_EXERCISE TASK_. Find the line that contains "Read out every word on this page.". Output it and every line after it to the end of the records, exactly as they appear.
START
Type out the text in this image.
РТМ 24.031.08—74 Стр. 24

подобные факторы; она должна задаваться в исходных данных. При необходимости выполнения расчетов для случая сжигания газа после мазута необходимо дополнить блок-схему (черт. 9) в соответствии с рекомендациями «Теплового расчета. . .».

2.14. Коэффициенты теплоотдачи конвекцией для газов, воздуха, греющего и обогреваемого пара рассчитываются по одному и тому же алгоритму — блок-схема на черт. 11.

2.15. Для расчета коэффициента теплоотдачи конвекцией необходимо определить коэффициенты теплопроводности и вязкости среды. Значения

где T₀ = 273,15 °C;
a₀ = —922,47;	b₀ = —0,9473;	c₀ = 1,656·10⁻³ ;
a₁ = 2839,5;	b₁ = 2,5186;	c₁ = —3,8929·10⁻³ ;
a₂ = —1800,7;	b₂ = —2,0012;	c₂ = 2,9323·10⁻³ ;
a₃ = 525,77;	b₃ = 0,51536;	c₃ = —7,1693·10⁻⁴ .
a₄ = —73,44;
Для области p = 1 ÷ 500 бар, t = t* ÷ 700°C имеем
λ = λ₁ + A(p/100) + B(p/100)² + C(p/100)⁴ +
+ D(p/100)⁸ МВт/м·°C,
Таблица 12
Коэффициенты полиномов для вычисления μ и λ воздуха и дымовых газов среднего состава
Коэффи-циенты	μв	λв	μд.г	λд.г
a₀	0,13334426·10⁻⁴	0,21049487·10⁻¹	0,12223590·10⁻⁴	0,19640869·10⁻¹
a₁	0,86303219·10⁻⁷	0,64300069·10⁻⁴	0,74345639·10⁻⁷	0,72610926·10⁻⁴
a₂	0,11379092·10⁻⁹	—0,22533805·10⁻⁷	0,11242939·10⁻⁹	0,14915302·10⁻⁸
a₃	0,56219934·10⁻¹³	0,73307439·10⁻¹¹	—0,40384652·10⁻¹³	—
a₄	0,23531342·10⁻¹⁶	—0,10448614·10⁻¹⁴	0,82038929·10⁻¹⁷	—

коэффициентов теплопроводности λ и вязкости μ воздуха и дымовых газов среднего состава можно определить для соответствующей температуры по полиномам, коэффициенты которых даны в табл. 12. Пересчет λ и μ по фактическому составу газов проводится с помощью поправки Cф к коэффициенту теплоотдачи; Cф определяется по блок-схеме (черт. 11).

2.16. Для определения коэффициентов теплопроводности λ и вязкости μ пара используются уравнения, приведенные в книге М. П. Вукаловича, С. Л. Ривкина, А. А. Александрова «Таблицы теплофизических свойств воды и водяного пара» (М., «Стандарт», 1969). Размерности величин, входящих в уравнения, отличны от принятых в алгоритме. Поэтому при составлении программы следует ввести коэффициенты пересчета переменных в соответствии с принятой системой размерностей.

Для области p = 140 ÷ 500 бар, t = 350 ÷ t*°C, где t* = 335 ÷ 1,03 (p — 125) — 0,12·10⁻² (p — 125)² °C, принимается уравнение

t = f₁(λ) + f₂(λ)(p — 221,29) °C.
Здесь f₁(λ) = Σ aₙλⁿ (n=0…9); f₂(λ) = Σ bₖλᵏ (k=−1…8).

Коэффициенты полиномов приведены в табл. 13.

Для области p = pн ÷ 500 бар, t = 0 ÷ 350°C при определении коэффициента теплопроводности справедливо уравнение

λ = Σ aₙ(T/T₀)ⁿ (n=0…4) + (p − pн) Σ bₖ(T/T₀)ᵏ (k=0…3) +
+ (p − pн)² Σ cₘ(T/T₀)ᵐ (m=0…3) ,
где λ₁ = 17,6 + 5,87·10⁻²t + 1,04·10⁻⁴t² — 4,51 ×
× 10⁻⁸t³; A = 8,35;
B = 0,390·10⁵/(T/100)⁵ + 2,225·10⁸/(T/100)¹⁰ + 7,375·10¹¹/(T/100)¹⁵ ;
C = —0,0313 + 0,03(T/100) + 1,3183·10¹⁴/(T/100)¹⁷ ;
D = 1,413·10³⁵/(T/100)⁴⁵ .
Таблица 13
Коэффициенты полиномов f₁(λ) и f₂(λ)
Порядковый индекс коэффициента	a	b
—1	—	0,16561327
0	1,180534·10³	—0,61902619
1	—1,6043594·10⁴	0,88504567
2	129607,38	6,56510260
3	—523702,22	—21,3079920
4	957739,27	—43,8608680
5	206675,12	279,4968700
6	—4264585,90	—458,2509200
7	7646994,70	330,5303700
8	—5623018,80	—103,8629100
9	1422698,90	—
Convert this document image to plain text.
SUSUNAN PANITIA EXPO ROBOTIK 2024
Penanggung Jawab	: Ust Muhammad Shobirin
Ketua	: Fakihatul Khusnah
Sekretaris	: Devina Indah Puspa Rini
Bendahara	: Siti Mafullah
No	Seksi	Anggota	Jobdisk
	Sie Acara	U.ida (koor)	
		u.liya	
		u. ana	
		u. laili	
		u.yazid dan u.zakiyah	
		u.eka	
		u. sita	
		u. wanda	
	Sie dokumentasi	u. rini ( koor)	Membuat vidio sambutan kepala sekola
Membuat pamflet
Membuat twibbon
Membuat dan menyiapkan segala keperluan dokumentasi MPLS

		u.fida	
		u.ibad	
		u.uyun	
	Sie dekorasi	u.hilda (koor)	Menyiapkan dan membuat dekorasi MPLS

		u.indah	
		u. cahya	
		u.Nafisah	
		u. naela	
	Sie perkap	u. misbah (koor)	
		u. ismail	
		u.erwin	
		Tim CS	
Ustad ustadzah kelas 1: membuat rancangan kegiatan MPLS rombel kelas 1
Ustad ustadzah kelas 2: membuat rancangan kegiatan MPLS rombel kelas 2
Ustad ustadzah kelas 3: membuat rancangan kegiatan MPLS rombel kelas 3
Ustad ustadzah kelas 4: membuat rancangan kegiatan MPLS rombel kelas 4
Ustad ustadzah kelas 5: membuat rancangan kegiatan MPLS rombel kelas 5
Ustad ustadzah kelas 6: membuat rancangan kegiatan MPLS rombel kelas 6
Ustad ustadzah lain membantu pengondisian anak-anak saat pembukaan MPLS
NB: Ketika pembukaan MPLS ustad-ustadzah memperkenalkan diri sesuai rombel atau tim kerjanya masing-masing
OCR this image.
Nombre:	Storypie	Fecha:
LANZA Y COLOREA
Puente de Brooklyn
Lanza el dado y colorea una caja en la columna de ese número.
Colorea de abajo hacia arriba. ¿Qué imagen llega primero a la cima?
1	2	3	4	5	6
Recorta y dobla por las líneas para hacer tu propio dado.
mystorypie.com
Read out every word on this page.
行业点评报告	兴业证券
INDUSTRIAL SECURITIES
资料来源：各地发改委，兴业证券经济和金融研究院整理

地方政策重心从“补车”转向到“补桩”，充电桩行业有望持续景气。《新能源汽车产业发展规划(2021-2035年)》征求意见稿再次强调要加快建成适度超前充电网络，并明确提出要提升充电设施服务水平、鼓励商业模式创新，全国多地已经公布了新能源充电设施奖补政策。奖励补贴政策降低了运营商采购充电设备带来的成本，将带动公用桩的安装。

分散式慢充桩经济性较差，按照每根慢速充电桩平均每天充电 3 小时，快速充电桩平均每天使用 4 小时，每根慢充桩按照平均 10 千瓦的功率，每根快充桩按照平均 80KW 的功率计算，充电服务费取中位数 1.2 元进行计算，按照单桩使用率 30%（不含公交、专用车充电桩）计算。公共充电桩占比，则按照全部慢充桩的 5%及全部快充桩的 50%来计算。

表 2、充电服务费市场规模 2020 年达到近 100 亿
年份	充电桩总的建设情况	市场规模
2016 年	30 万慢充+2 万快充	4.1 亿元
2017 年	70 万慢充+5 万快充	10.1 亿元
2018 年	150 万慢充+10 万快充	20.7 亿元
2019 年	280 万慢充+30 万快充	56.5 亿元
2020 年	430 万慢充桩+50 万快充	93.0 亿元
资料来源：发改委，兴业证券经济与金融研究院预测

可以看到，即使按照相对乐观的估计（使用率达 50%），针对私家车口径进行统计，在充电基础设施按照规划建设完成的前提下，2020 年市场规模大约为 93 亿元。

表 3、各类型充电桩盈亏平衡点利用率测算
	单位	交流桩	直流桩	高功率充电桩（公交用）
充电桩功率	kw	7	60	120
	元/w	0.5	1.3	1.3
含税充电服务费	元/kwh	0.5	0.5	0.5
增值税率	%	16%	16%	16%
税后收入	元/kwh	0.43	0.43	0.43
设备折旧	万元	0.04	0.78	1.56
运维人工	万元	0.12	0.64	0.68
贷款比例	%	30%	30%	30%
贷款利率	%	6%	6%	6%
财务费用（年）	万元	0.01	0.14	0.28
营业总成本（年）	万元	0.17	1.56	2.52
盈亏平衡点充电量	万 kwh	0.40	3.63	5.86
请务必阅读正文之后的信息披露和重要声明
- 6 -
END
_SOLUTION TO THE PROBLEM_.
Read out every word on this page.
行业点评报告	兴业证券
INDUSTRIAL SECURITIES
资料来源：各地发改委，兴业证券经济和金融研究院整理

地方政策重心从“补车”转向到“补桩”，充电桩行业有望持续景气。《新能源汽车产业发展规划(2021-2035年)》征求意见稿再次强调要加快建成适度超前充电网络，并明确提出要提升充电设施服务水平、鼓励商业模式创新，全国多地已经公布了新能源充电设施奖补政策。奖励补贴政策降低了运营商采购充电设备带来的成本，将带动公用桩的安装。

分散式慢充桩经济性较差，按照每根慢速充电桩平均每天充电 3 小时，快速充电桩平均每天使用 4 小时，每根慢充桩按照平均 10 千瓦的功率，每根快充桩按照平均 80KW 的功率计算，充电服务费取中位数 1.2 元进行计算，按照单桩使用率 30%（不含公交、专用车充电桩）计算。公共充电桩占比，则按照全部慢充桩的 5%及全部快充桩的 50%来计算。

表 2、充电服务费市场规模 2020 年达到近 100 亿
年份	充电桩总的建设情况	市场规模
2016 年	30 万慢充+2 万快充	4.1 亿元
2017 年	70 万慢充+5 万快充	10.1 亿元
2018 年	150 万慢充+10 万快充	20.7 亿元
2019 年	280 万慢充+30 万快充	56.5 亿元
2020 年	430 万慢充桩+50 万快充	93.0 亿元
资料来源：发改委，兴业证券经济与金融研究院预测

可以看到，即使按照相对乐观的估计（使用率达 50%），针对私家车口径进行统计，在充电基础设施按照规划建设完成的前提下，2020 年市场规模大约为 93 亿元。

表 3、各类型充电桩盈亏平衡点利用率测算
	单位	交流桩	直流桩	高功率充电桩（公交用）
充电桩功率	kw	7	60	120
	元/w	0.5	1.3	1.3
含税充电服务费	元/kwh	0.5	0.5	0.5
增值税率	%	16%	16%	16%
税后收入	元/kwh	0.43	0.43	0.43
设备折旧	万元	0.04	0.78	1.56
运维人工	万元	0.12	0.64	0.68
贷款比例	%	30%	30%	30%
贷款利率	%	6%	6%	6%
财务费用（年）	万元	0.01	0.14	0.28
营业总成本（年）	万元	0.17	1.56	2.52
盈亏平衡点充电量	万 kwh	0.40	3.63	5.86
请务必阅读正文之后的信息披露和重要声明
- 6 -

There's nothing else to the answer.